__Dataset entries__.

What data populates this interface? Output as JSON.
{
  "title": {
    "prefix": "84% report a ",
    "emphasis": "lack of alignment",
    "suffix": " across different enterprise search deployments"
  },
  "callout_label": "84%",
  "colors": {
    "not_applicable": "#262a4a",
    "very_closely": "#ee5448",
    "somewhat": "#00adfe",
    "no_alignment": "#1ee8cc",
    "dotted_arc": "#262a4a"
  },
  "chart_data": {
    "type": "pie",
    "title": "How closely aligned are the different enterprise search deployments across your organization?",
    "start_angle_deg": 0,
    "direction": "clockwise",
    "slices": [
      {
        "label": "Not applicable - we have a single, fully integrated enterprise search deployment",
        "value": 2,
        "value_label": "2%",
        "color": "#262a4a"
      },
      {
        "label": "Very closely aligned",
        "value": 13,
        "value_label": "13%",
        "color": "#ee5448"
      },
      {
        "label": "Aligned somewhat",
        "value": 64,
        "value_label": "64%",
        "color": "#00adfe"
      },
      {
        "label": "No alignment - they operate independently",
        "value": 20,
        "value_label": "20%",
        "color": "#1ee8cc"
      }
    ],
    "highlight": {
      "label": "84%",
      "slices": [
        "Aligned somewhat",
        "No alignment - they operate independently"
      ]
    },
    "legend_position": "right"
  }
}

==

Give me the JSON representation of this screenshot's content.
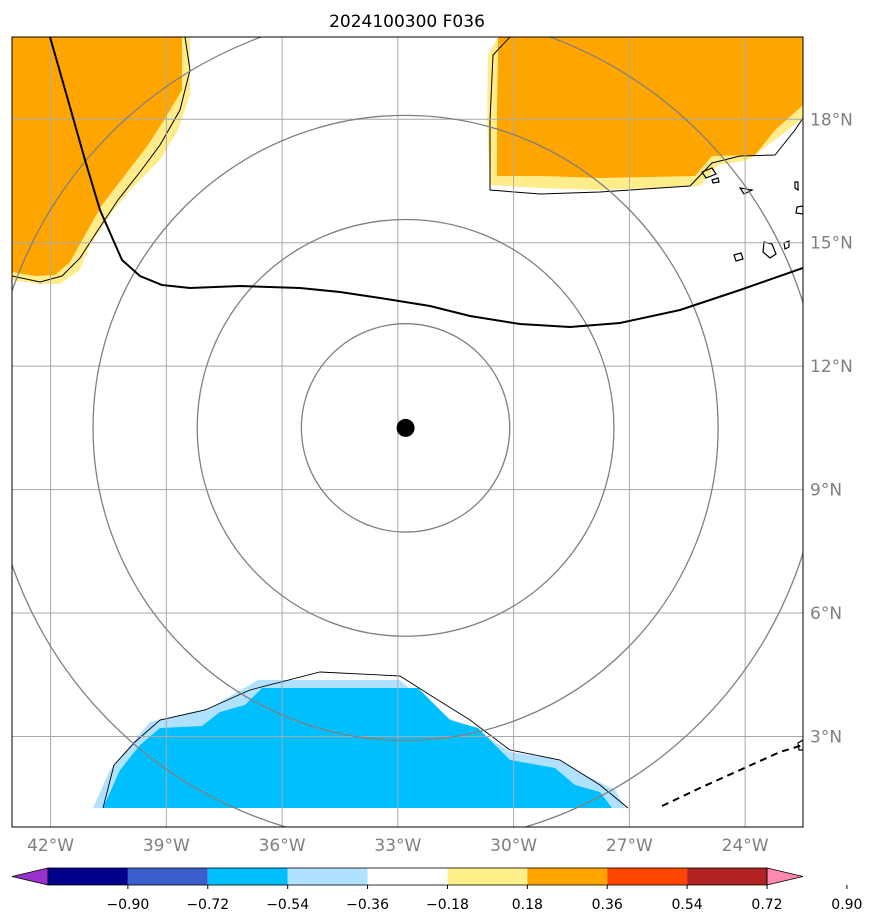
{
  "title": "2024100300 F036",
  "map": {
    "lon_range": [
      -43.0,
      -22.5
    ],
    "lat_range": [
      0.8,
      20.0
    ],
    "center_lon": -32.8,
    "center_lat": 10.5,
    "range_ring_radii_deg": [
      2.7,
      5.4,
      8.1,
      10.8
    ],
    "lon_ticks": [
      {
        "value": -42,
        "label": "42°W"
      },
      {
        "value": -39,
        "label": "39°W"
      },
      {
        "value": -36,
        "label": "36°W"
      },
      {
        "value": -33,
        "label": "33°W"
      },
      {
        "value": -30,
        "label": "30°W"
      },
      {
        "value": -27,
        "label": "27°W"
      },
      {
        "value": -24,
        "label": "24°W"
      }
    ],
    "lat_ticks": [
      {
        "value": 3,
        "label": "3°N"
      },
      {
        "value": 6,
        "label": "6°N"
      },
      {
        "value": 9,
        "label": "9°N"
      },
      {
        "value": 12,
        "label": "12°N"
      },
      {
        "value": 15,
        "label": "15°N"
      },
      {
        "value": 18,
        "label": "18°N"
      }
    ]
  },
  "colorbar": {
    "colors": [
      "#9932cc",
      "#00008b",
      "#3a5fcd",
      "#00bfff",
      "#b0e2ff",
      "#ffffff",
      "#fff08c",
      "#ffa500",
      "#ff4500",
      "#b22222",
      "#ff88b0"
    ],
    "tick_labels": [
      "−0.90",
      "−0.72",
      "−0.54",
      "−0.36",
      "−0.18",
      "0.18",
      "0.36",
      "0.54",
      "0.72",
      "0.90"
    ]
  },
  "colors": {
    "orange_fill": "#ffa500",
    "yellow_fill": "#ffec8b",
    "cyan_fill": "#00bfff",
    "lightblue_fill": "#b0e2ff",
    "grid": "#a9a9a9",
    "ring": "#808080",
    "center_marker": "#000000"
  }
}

...

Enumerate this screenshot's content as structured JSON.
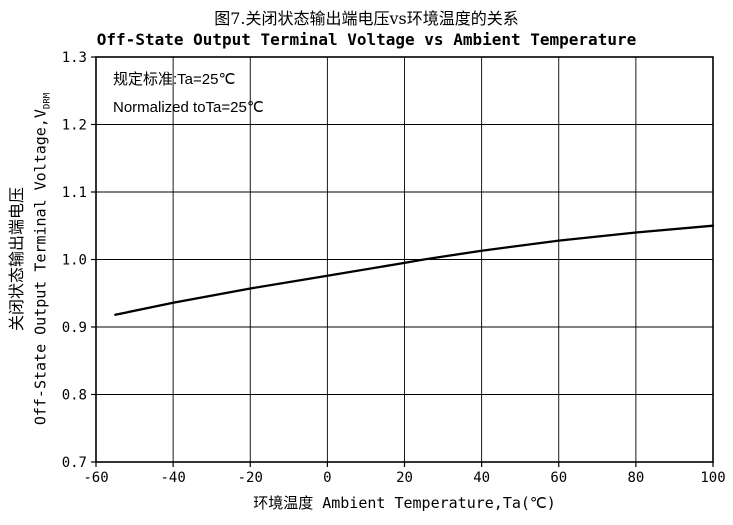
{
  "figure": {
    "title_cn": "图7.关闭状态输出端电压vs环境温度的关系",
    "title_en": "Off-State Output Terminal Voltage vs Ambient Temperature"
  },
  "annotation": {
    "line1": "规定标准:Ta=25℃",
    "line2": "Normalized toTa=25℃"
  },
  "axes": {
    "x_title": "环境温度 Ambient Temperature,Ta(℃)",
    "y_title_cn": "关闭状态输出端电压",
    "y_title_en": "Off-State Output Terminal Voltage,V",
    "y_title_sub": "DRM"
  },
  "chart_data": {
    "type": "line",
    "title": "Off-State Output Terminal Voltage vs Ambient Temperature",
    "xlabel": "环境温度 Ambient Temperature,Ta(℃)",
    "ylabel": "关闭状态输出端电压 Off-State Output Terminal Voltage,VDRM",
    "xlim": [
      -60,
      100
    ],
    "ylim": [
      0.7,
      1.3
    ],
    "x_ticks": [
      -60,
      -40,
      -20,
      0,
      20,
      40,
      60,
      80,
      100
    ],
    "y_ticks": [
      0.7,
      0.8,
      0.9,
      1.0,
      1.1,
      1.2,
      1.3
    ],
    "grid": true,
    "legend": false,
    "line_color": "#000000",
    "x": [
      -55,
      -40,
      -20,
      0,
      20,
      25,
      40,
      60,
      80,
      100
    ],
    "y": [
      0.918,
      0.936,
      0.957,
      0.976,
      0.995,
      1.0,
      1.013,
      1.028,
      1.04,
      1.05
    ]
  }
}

__Instructions for the task__.
Locate each line containing the string "Temperature" and show it.

__Output of the task__.
    "title_en": "Off-State Output Terminal Voltage vs Ambient Temperature"
    "x_title": "环境温度 Ambient Temperature,Ta(℃)",
    "title": "Off-State Output Terminal Voltage vs Ambient Temperature",
    "xlabel": "环境温度 Ambient Temperature,Ta(℃)",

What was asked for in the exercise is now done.